(Selected passage begins)
The Inverted Hammer is a one day bullish reversal pattern. During a downtrend, the open is lower, then it trades higher, but closes near its open, therefore looking like an inverted lollipop. The bearish brother of this candlestick is the Shooting Star.
Shooting Star is a one day bearish reversal pattern that can appear in an uptrend. It opens higher, trades much higher, then closes near its open. The bullish brother of this pattern is the Inverted Hammer.
The Bearish Abandoned Baby is a rare, three day bearish reversal pattern defined by a gap followed by a doji, which is then followed by another gap in the opposite direction. The shadows on the doji must completely gap below or above the shadows of the first and third day.
Three White Soldiers is a three day bullish reversal pattern consisting of three consecutive white bodies, each with a higher close. Each should open within the previous body and the close should be near the high of the day. This staircase like pattern indicates a strong reversal in the market.
(Selected passage ends)
(Recorded data begins)
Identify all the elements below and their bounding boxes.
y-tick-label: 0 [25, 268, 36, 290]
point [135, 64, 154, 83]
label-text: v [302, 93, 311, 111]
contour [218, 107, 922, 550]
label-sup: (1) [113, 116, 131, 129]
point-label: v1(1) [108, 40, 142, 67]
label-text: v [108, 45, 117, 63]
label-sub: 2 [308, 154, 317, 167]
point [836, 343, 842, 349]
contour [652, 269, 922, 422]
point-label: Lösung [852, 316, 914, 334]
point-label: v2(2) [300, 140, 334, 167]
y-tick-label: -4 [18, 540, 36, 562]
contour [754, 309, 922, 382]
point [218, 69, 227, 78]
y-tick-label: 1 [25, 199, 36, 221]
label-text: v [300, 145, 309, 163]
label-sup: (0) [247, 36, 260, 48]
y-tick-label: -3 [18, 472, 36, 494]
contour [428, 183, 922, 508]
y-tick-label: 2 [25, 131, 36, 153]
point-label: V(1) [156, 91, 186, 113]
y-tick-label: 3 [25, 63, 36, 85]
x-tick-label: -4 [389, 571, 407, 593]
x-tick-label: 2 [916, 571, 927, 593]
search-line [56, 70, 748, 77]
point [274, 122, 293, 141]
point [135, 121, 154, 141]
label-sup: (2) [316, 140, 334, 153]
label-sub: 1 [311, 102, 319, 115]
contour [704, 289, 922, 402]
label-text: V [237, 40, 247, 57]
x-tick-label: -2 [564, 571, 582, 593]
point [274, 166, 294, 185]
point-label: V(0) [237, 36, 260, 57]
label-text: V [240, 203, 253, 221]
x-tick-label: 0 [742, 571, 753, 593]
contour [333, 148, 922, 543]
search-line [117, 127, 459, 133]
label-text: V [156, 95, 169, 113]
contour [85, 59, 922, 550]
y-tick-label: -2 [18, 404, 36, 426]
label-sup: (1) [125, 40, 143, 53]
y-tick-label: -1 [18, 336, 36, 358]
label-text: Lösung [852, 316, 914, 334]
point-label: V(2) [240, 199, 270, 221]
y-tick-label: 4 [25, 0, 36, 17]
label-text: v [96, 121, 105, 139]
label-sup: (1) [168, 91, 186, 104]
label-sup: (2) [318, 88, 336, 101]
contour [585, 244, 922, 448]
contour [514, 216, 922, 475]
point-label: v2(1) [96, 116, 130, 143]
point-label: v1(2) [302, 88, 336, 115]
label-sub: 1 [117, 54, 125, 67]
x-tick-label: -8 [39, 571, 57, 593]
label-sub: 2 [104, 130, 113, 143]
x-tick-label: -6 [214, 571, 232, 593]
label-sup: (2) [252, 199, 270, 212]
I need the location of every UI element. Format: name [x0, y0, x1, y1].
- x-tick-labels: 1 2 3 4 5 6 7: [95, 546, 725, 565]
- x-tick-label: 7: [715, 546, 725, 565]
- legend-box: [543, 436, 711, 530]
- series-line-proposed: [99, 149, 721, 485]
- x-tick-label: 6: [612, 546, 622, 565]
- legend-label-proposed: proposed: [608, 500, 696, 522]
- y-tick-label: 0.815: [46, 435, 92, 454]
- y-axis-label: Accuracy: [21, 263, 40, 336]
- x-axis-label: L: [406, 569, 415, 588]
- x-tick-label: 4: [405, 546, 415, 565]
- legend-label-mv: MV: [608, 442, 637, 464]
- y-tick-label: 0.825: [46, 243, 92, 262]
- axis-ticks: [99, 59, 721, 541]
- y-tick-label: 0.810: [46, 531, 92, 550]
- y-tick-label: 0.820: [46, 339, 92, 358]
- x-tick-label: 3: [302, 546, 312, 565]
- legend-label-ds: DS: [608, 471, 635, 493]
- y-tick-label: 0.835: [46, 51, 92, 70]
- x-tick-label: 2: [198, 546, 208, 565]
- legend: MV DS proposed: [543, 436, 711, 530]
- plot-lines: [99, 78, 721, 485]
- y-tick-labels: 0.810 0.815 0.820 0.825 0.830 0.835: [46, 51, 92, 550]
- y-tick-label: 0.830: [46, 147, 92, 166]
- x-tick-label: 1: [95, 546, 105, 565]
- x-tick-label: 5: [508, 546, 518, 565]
(Recorded data ends)
**Instructions**:
[1] From the candlestick pattern descriptions, return the text between "Shooting Star is" and "the Inverted Hammer.", inclusive, without changing any of it.
[2] Summarize the candlestick pattern descriptions in two sentences.
[3] According to the candlestick pattern descriptions, which pattern is the bearish brother of the Inverted Hammer?

**Expected responses**:
[1]
Shooting Star is a one day bearish reversal pattern that can appear in an uptrend. It opens higher, trades much higher, then closes near its open. The bullish brother of this pattern is the Inverted Hammer.

[2] The Inverted Hammer and the Shooting Star are paired one day reversal patterns that close near their open after trading higher, the first bullish during a downtrend and the second bearish in an uptrend. The Bearish Abandoned Baby is a rare three day bearish reversal marked by a gap, a doji, and an opposite gap, while Three White Soldiers is a three day bullish reversal of three consecutive white bodies with higher closes that signals a strong market reversal.

[3] The Shooting Star.